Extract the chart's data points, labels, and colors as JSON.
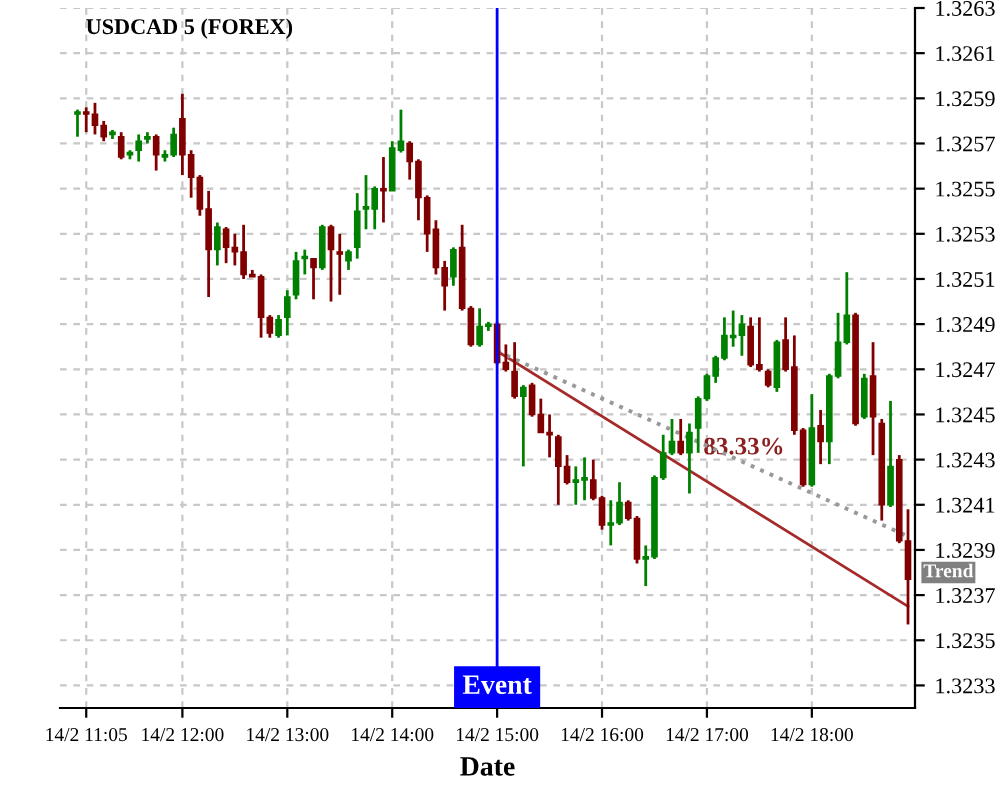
{
  "chart_data": {
    "type": "candlestick",
    "title": "USDCAD 5 (FOREX)",
    "xlabel": "Date",
    "categories": [
      null,
      "14/2 11:05",
      null,
      null,
      null,
      null,
      null,
      null,
      null,
      null,
      null,
      null,
      "14/2 12:00",
      null,
      null,
      null,
      null,
      null,
      null,
      null,
      null,
      null,
      null,
      null,
      "14/2 13:00",
      null,
      null,
      null,
      null,
      null,
      null,
      null,
      null,
      null,
      null,
      null,
      "14/2 14:00",
      null,
      null,
      null,
      null,
      null,
      null,
      null,
      null,
      null,
      null,
      null,
      "14/2 15:00",
      null,
      null,
      null,
      null,
      null,
      null,
      null,
      null,
      null,
      null,
      null,
      "14/2 16:00",
      null,
      null,
      null,
      null,
      null,
      null,
      null,
      null,
      null,
      null,
      null,
      "14/2 17:00",
      null,
      null,
      null,
      null,
      null,
      null,
      null,
      null,
      null,
      null,
      null,
      "14/2 18:00",
      null,
      null,
      null,
      null,
      null,
      null,
      null,
      null,
      null,
      null,
      null
    ],
    "ohlc": [
      [
        1.32583,
        1.32585,
        1.32573,
        1.32584
      ],
      [
        1.32584,
        1.32586,
        1.32575,
        1.32583
      ],
      [
        1.32583,
        1.32588,
        1.32574,
        1.32578
      ],
      [
        1.32578,
        1.3258,
        1.32571,
        1.32573
      ],
      [
        1.32574,
        1.32576,
        1.32572,
        1.32575
      ],
      [
        1.32573,
        1.32575,
        1.32563,
        1.32564
      ],
      [
        1.32565,
        1.32567,
        1.32563,
        1.32566
      ],
      [
        1.32567,
        1.32574,
        1.32562,
        1.32571
      ],
      [
        1.32572,
        1.32575,
        1.3257,
        1.32573
      ],
      [
        1.32573,
        1.32574,
        1.32558,
        1.32565
      ],
      [
        1.32564,
        1.32567,
        1.32562,
        1.32565
      ],
      [
        1.32565,
        1.32577,
        1.32564,
        1.32574
      ],
      [
        1.32581,
        1.32592,
        1.32556,
        1.32565
      ],
      [
        1.32565,
        1.32567,
        1.32546,
        1.32555
      ],
      [
        1.32555,
        1.32556,
        1.32538,
        1.32541
      ],
      [
        1.32541,
        1.32549,
        1.32502,
        1.32523
      ],
      [
        1.32523,
        1.32535,
        1.32516,
        1.32533
      ],
      [
        1.32532,
        1.32533,
        1.32517,
        1.32524
      ],
      [
        1.32524,
        1.3253,
        1.32516,
        1.32522
      ],
      [
        1.32522,
        1.32534,
        1.3251,
        1.32512
      ],
      [
        1.32512,
        1.32514,
        1.32511,
        1.32511
      ],
      [
        1.32511,
        1.32512,
        1.32484,
        1.32493
      ],
      [
        1.32493,
        1.32494,
        1.32484,
        1.32486
      ],
      [
        1.32485,
        1.32494,
        1.32484,
        1.32492
      ],
      [
        1.32493,
        1.32505,
        1.32485,
        1.32502
      ],
      [
        1.32503,
        1.32522,
        1.32501,
        1.32518
      ],
      [
        1.32519,
        1.32523,
        1.32512,
        1.3252
      ],
      [
        1.32519,
        1.32519,
        1.32501,
        1.32515
      ],
      [
        1.32515,
        1.32534,
        1.32514,
        1.32533
      ],
      [
        1.32533,
        1.32534,
        1.325,
        1.32523
      ],
      [
        1.32522,
        1.3253,
        1.32503,
        1.32521
      ],
      [
        1.32518,
        1.32523,
        1.32514,
        1.32522
      ],
      [
        1.32524,
        1.32548,
        1.32519,
        1.3254
      ],
      [
        1.32541,
        1.32556,
        1.32532,
        1.32542
      ],
      [
        1.32541,
        1.32551,
        1.32532,
        1.3255
      ],
      [
        1.3255,
        1.32564,
        1.32535,
        1.32549
      ],
      [
        1.32549,
        1.32571,
        1.32549,
        1.32568
      ],
      [
        1.32567,
        1.32585,
        1.32566,
        1.32571
      ],
      [
        1.3257,
        1.32571,
        1.32554,
        1.32562
      ],
      [
        1.32562,
        1.32563,
        1.32536,
        1.32546
      ],
      [
        1.32546,
        1.32547,
        1.32522,
        1.3253
      ],
      [
        1.32532,
        1.32536,
        1.32512,
        1.32515
      ],
      [
        1.32515,
        1.32518,
        1.32496,
        1.32507
      ],
      [
        1.32511,
        1.32524,
        1.32507,
        1.32523
      ],
      [
        1.32524,
        1.32534,
        1.32496,
        1.32497
      ],
      [
        1.32497,
        1.32498,
        1.3248,
        1.32481
      ],
      [
        1.32481,
        1.32497,
        1.3248,
        1.32489
      ],
      [
        1.32489,
        1.32491,
        1.32487,
        1.3249
      ],
      [
        1.3249,
        1.32491,
        1.32472,
        1.32473
      ],
      [
        1.32473,
        1.32481,
        1.32469,
        1.3247
      ],
      [
        1.32469,
        1.32482,
        1.32457,
        1.32458
      ],
      [
        1.32458,
        1.32463,
        1.32427,
        1.32462
      ],
      [
        1.32463,
        1.32464,
        1.32449,
        1.3245
      ],
      [
        1.3245,
        1.32457,
        1.32442,
        1.32442
      ],
      [
        1.32442,
        1.3245,
        1.32431,
        1.32441
      ],
      [
        1.3244,
        1.32441,
        1.3241,
        1.32427
      ],
      [
        1.32427,
        1.32432,
        1.32419,
        1.3242
      ],
      [
        1.3242,
        1.32427,
        1.3241,
        1.32421
      ],
      [
        1.32421,
        1.32431,
        1.32412,
        1.32422
      ],
      [
        1.32421,
        1.3243,
        1.32412,
        1.32413
      ],
      [
        1.32413,
        1.32414,
        1.32399,
        1.32401
      ],
      [
        1.32401,
        1.32412,
        1.32392,
        1.32402
      ],
      [
        1.32402,
        1.3242,
        1.32401,
        1.32411
      ],
      [
        1.32411,
        1.32412,
        1.32403,
        1.32404
      ],
      [
        1.32404,
        1.32405,
        1.32384,
        1.32386
      ],
      [
        1.32386,
        1.32392,
        1.32374,
        1.32387
      ],
      [
        1.32387,
        1.32423,
        1.32386,
        1.32422
      ],
      [
        1.32422,
        1.32441,
        1.32421,
        1.32433
      ],
      [
        1.32433,
        1.32448,
        1.32432,
        1.32438
      ],
      [
        1.32438,
        1.32448,
        1.32432,
        1.32433
      ],
      [
        1.32433,
        1.32446,
        1.32415,
        1.32442
      ],
      [
        1.32444,
        1.32458,
        1.32433,
        1.32457
      ],
      [
        1.32457,
        1.32468,
        1.32456,
        1.32467
      ],
      [
        1.32467,
        1.32476,
        1.32464,
        1.32475
      ],
      [
        1.32475,
        1.32493,
        1.32474,
        1.32485
      ],
      [
        1.32484,
        1.32496,
        1.3248,
        1.32485
      ],
      [
        1.32485,
        1.32494,
        1.32476,
        1.3249
      ],
      [
        1.32489,
        1.32493,
        1.32471,
        1.32472
      ],
      [
        1.32472,
        1.32493,
        1.32469,
        1.3247
      ],
      [
        1.32469,
        1.3247,
        1.32462,
        1.32463
      ],
      [
        1.32462,
        1.32483,
        1.3246,
        1.32482
      ],
      [
        1.32483,
        1.32493,
        1.32469,
        1.3247
      ],
      [
        1.32471,
        1.32485,
        1.32441,
        1.32443
      ],
      [
        1.32443,
        1.32444,
        1.32418,
        1.32419
      ],
      [
        1.32419,
        1.32459,
        1.32418,
        1.32444
      ],
      [
        1.32445,
        1.32452,
        1.32428,
        1.32438
      ],
      [
        1.32438,
        1.32468,
        1.32428,
        1.32467
      ],
      [
        1.32467,
        1.32495,
        1.32466,
        1.32482
      ],
      [
        1.32482,
        1.32513,
        1.32481,
        1.32494
      ],
      [
        1.32494,
        1.32495,
        1.32445,
        1.32446
      ],
      [
        1.32449,
        1.32468,
        1.32448,
        1.32466
      ],
      [
        1.32467,
        1.32482,
        1.32432,
        1.32449
      ],
      [
        1.32446,
        1.32448,
        1.32403,
        1.3241
      ],
      [
        1.3241,
        1.32456,
        1.32409,
        1.32427
      ],
      [
        1.3243,
        1.32432,
        1.32393,
        1.32394
      ],
      [
        1.32394,
        1.32408,
        1.32357,
        1.32377
      ]
    ],
    "colors": [
      "#008000",
      "#800000",
      "#800000",
      "#800000",
      "#008000",
      "#800000",
      "#008000",
      "#008000",
      "#008000",
      "#800000",
      "#008000",
      "#008000",
      "#800000",
      "#800000",
      "#800000",
      "#800000",
      "#008000",
      "#800000",
      "#800000",
      "#800000",
      "#800000",
      "#800000",
      "#800000",
      "#008000",
      "#008000",
      "#008000",
      "#008000",
      "#800000",
      "#008000",
      "#800000",
      "#800000",
      "#008000",
      "#008000",
      "#008000",
      "#008000",
      "#800000",
      "#008000",
      "#008000",
      "#800000",
      "#800000",
      "#800000",
      "#800000",
      "#800000",
      "#008000",
      "#800000",
      "#800000",
      "#008000",
      "#008000",
      "#800000",
      "#800000",
      "#800000",
      "#008000",
      "#800000",
      "#800000",
      "#800000",
      "#800000",
      "#800000",
      "#008000",
      "#008000",
      "#800000",
      "#800000",
      "#008000",
      "#008000",
      "#800000",
      "#800000",
      "#008000",
      "#008000",
      "#008000",
      "#008000",
      "#800000",
      "#008000",
      "#008000",
      "#008000",
      "#008000",
      "#008000",
      "#008000",
      "#008000",
      "#800000",
      "#800000",
      "#800000",
      "#008000",
      "#800000",
      "#800000",
      "#800000",
      "#008000",
      "#800000",
      "#008000",
      "#008000",
      "#008000",
      "#800000",
      "#008000",
      "#800000",
      "#800000",
      "#008000",
      "#800000",
      "#800000"
    ],
    "series": [
      {
        "type": "line",
        "color": "#a52a2a",
        "line_style": "solid",
        "values": [
          null,
          null,
          null,
          null,
          null,
          null,
          null,
          null,
          null,
          null,
          null,
          null,
          null,
          null,
          null,
          null,
          null,
          null,
          null,
          null,
          null,
          null,
          null,
          null,
          null,
          null,
          null,
          null,
          null,
          null,
          null,
          null,
          null,
          null,
          null,
          null,
          null,
          null,
          null,
          null,
          null,
          null,
          null,
          null,
          null,
          null,
          null,
          null,
          1.32478,
          null,
          null,
          null,
          null,
          null,
          null,
          null,
          null,
          null,
          null,
          null,
          null,
          null,
          null,
          null,
          null,
          null,
          null,
          null,
          null,
          null,
          null,
          null,
          null,
          null,
          null,
          null,
          null,
          null,
          null,
          null,
          null,
          null,
          null,
          null,
          null,
          null,
          null,
          null,
          null,
          null,
          null,
          null,
          null,
          null,
          null,
          1.32365
        ]
      },
      {
        "type": "line",
        "color": "#999999",
        "line_style": "dotted",
        "values": [
          null,
          null,
          null,
          null,
          null,
          null,
          null,
          null,
          null,
          null,
          null,
          null,
          null,
          null,
          null,
          null,
          null,
          null,
          null,
          null,
          null,
          null,
          null,
          null,
          null,
          null,
          null,
          null,
          null,
          null,
          null,
          null,
          null,
          null,
          null,
          null,
          null,
          null,
          null,
          null,
          null,
          null,
          null,
          null,
          null,
          null,
          null,
          null,
          1.32478,
          null,
          null,
          null,
          null,
          null,
          null,
          null,
          null,
          null,
          null,
          null,
          null,
          null,
          null,
          null,
          null,
          null,
          null,
          null,
          null,
          null,
          null,
          null,
          null,
          null,
          null,
          null,
          null,
          null,
          null,
          null,
          null,
          null,
          null,
          null,
          null,
          null,
          null,
          null,
          null,
          null,
          null,
          null,
          null,
          null,
          null,
          1.32396
        ]
      }
    ],
    "ref_lines": [
      {
        "axis": "x",
        "value": "14/2 15:00",
        "label": "Event",
        "color": "#0000ff"
      }
    ],
    "annotations": [
      "83.33%",
      "Trend"
    ],
    "ylim": [
      1.3232,
      1.3263
    ],
    "yticks": [
      1.3233,
      1.3235,
      1.3237,
      1.3239,
      1.3241,
      1.3243,
      1.3245,
      1.3247,
      1.3249,
      1.3251,
      1.3253,
      1.3255,
      1.3257,
      1.3259,
      1.3261,
      1.3263
    ],
    "grid": true
  }
}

— REQUIRED WORK —
Reply with the number of lines in the material above that contain "colors", and nothing more.

— RESULT OF THIS EXERCISE —
2